Problem requirements:
Without the pictures, return all of the material exactly as written.
* Start Supplied data *
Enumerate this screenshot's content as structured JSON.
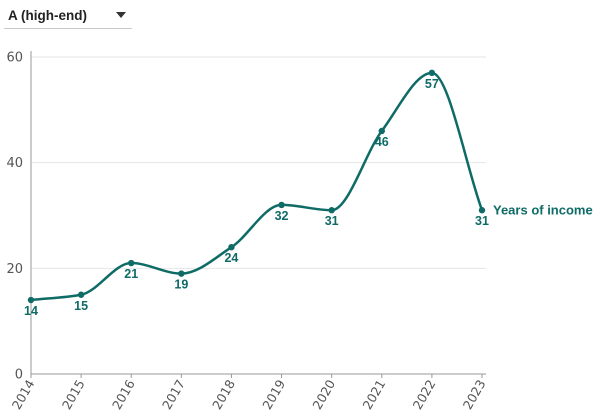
{
  "selector": {
    "selected": "A (high-end)",
    "icon": "caret-down-icon"
  },
  "colors": {
    "series": "#0f6b66",
    "grid": "#e6e6e6",
    "axis": "#999999",
    "text": "#555555"
  },
  "chart_data": {
    "type": "line",
    "title": "",
    "xlabel": "",
    "ylabel": "",
    "categories": [
      "2014",
      "2015",
      "2016",
      "2017",
      "2018",
      "2019",
      "2020",
      "2021",
      "2022",
      "2023"
    ],
    "series": [
      {
        "name": "Years of income",
        "values": [
          14,
          15,
          21,
          19,
          24,
          32,
          31,
          46,
          57,
          31
        ]
      }
    ],
    "ylim": [
      0,
      60
    ],
    "yticks": [
      "0",
      "20",
      "40",
      "60"
    ],
    "grid": true,
    "data_labels": true,
    "line_style": "smooth",
    "series_label_position": "end-of-line"
  }
}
* End Supplied data *
The reply:
Enumerate this screenshot's content as structured JSON.
{
  "selector": {
    "selected": "A (high-end)",
    "icon": "caret-down-icon"
  },
  "colors": {
    "series": "#0f6b66",
    "grid": "#e6e6e6",
    "axis": "#999999",
    "text": "#555555"
  },
  "chart_data": {
    "type": "line",
    "title": "",
    "xlabel": "",
    "ylabel": "",
    "categories": [
      "2014",
      "2015",
      "2016",
      "2017",
      "2018",
      "2019",
      "2020",
      "2021",
      "2022",
      "2023"
    ],
    "series": [
      {
        "name": "Years of income",
        "values": [
          14,
          15,
          21,
          19,
          24,
          32,
          31,
          46,
          57,
          31
        ]
      }
    ],
    "ylim": [
      0,
      60
    ],
    "yticks": [
      "0",
      "20",
      "40",
      "60"
    ],
    "grid": true,
    "data_labels": true,
    "line_style": "smooth",
    "series_label_position": "end-of-line"
  }
}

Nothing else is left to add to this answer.